■ THE EXERCISE: Begin at the line that has "budget-line: 予算額 xyxy=(66,649,99,662)" and stop after the line that has "header-kakariin: 係員 xyxy=(405,490,439,503)". Write out only those lines of the data again, swapping "budget-line" for "budget-row" and leaving everything else as it is.

■ SUPPLIED RECORDS:

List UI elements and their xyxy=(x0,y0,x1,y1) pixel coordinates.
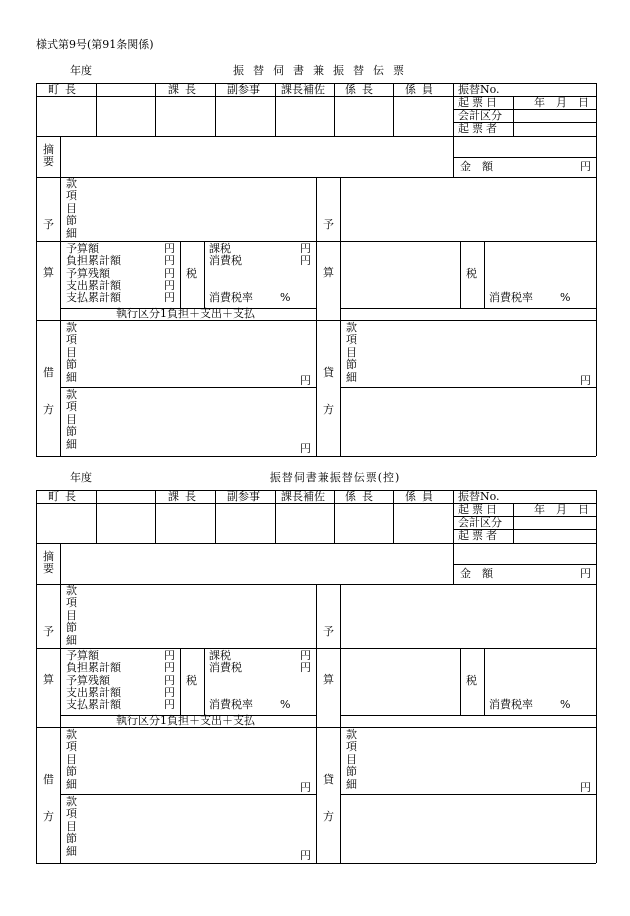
budget-line: 予算額 xyxy=(66,649,99,662)
percent-unit: % xyxy=(280,698,291,711)
budget-line: 支出累計額 xyxy=(66,686,121,699)
header-fukusanji: 副参事 xyxy=(227,83,260,96)
furikae-no-label: 振替No. xyxy=(458,83,500,96)
budget-line: 負担累計額 xyxy=(66,661,121,674)
zei-label: 税 xyxy=(186,674,197,687)
header-kakariin: 係員 xyxy=(405,490,439,503)
kihyosha-label: 起票者 xyxy=(458,529,500,542)
kmok-list: 款 項 目 節 細 xyxy=(346,728,357,791)
tekiyo-label: 摘要 xyxy=(43,143,54,169)
shohizeiritsu-label-right: 消費税率 xyxy=(489,291,533,304)
budget-yo: 予 xyxy=(43,625,54,638)
percent-unit-right: % xyxy=(560,291,571,304)
kihyobi-label: 起票日 xyxy=(458,503,500,516)
yen-unit: 円 xyxy=(164,254,175,267)
kari-label: 借 xyxy=(43,366,54,379)
tekiyo-label: 摘要 xyxy=(43,550,54,576)
kmok-list: 款 項 目 節 細 xyxy=(66,388,77,451)
budget-san: 算 xyxy=(43,266,54,279)
yen-unit: 円 xyxy=(164,242,175,255)
yen-unit: 円 xyxy=(164,698,175,711)
voucher-form-1 xyxy=(0,62,630,455)
yen-unit: 円 xyxy=(300,781,311,794)
budget-line: 支払累計額 xyxy=(66,698,121,711)
header-kacho: 課長 xyxy=(168,490,202,503)
kmok-list: 款 項 目 節 細 xyxy=(66,584,77,647)
kingaku-label: 金 額 xyxy=(460,567,493,580)
yen-unit: 円 xyxy=(580,781,591,794)
yen-unit: 円 xyxy=(164,661,175,674)
yen-unit: 円 xyxy=(300,442,311,455)
yen-unit: 円 xyxy=(164,279,175,292)
yen-unit: 円 xyxy=(164,291,175,304)
fiscal-year-label: 年度 xyxy=(70,64,92,77)
form-title: 振替伺書兼振替伝票 xyxy=(233,64,413,77)
shohizei-label: 消費税 xyxy=(209,661,242,674)
kingaku-yen: 円 xyxy=(580,160,591,173)
kari-label: 借 xyxy=(43,773,54,786)
kmok-list: 款 項 目 節 細 xyxy=(66,321,77,384)
header-kacho-hosa: 課長補佐 xyxy=(281,83,325,96)
budget-line: 支出累計額 xyxy=(66,279,121,292)
budget-line: 負担累計額 xyxy=(66,254,121,267)
header-cho: 町長 xyxy=(48,490,82,503)
yen-unit: 円 xyxy=(300,849,311,862)
kata-label: 方 xyxy=(43,403,54,416)
zei-label-right: 税 xyxy=(466,267,477,280)
kazei-label: 課税 xyxy=(209,242,231,255)
kingaku-yen: 円 xyxy=(580,567,591,580)
yen-unit: 円 xyxy=(164,267,175,280)
kmok-list: 款 項 目 節 細 xyxy=(66,795,77,858)
yen-unit: 円 xyxy=(580,374,591,387)
kata-label: 方 xyxy=(43,810,54,823)
fiscal-year-label: 年度 xyxy=(70,471,92,484)
budget-san: 算 xyxy=(43,673,54,686)
kingaku-label: 金 額 xyxy=(460,160,493,173)
zei-label-right: 税 xyxy=(466,674,477,687)
shikko-kubun: 執行区分1負担＋支出＋支払 xyxy=(116,307,255,320)
shikko-kubun: 執行区分1負担＋支出＋支払 xyxy=(116,714,255,727)
header-cho: 町長 xyxy=(48,83,82,96)
kaikei-kubun-label: 会計区分 xyxy=(458,516,502,529)
kazei-label: 課税 xyxy=(209,649,231,662)
yen-unit: 円 xyxy=(300,661,311,674)
header-fukusanji: 副参事 xyxy=(227,490,260,503)
kmok-list: 款 項 目 節 細 xyxy=(66,728,77,791)
kata-label-right: 方 xyxy=(323,810,334,823)
furikae-no-label: 振替No. xyxy=(458,490,500,503)
budget-line: 予算残額 xyxy=(66,267,110,280)
header-kakaricho: 係長 xyxy=(345,83,379,96)
yen-unit: 円 xyxy=(300,374,311,387)
shohizeiritsu-label: 消費税率 xyxy=(209,698,253,711)
yen-unit: 円 xyxy=(164,686,175,699)
budget-yo-right: 予 xyxy=(323,625,334,638)
kihyobi-label: 起票日 xyxy=(458,96,500,109)
kihyosha-label: 起票者 xyxy=(458,122,500,135)
budget-yo-right: 予 xyxy=(323,218,334,231)
shohizeiritsu-label: 消費税率 xyxy=(209,291,253,304)
shohizeiritsu-label-right: 消費税率 xyxy=(489,698,533,711)
kmok-list: 款 項 目 節 細 xyxy=(66,177,77,240)
budget-line: 予算残額 xyxy=(66,674,110,687)
yen-unit: 円 xyxy=(300,254,311,267)
budget-yo: 予 xyxy=(43,218,54,231)
form-title: 振替伺書兼振替伝票(控) xyxy=(269,471,401,484)
header-kakaricho: 係長 xyxy=(345,490,379,503)
percent-unit-right: % xyxy=(560,698,571,711)
budget-san-right: 算 xyxy=(323,266,334,279)
date-field: 年 月 日 xyxy=(534,96,589,109)
budget-san-right: 算 xyxy=(323,673,334,686)
kashi-label: 貸 xyxy=(323,773,334,786)
header-kacho-hosa: 課長補佐 xyxy=(281,490,325,503)
kashi-label: 貸 xyxy=(323,366,334,379)
kata-label-right: 方 xyxy=(323,403,334,416)
kaikei-kubun-label: 会計区分 xyxy=(458,109,502,122)
yen-unit: 円 xyxy=(300,242,311,255)
header-kacho: 課長 xyxy=(168,83,202,96)
yen-unit: 円 xyxy=(164,649,175,662)
header-kakariin: 係員 xyxy=(405,83,439,96)
date-field: 年 月 日 xyxy=(534,503,589,516)
budget-line: 予算額 xyxy=(66,242,99,255)
zei-label: 税 xyxy=(186,267,197,280)
form-caption: 様式第9号(第91条関係) xyxy=(36,38,154,51)
percent-unit: % xyxy=(280,291,291,304)
yen-unit: 円 xyxy=(164,674,175,687)
kmok-list: 款 項 目 節 細 xyxy=(346,321,357,384)
voucher-form-2 xyxy=(0,469,630,862)
shohizei-label: 消費税 xyxy=(209,254,242,267)
yen-unit: 円 xyxy=(300,649,311,662)
budget-line: 支払累計額 xyxy=(66,291,121,304)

■ RESULT FOR THIS EXERCISE:
budget-row: 予算額 xyxy=(66,649,99,662)
percent-unit: % xyxy=(280,698,291,711)
budget-row: 支出累計額 xyxy=(66,686,121,699)
header-fukusanji: 副参事 xyxy=(227,83,260,96)
furikae-no-label: 振替No. xyxy=(458,83,500,96)
budget-row: 負担累計額 xyxy=(66,661,121,674)
zei-label: 税 xyxy=(186,674,197,687)
header-kakariin: 係員 xyxy=(405,490,439,503)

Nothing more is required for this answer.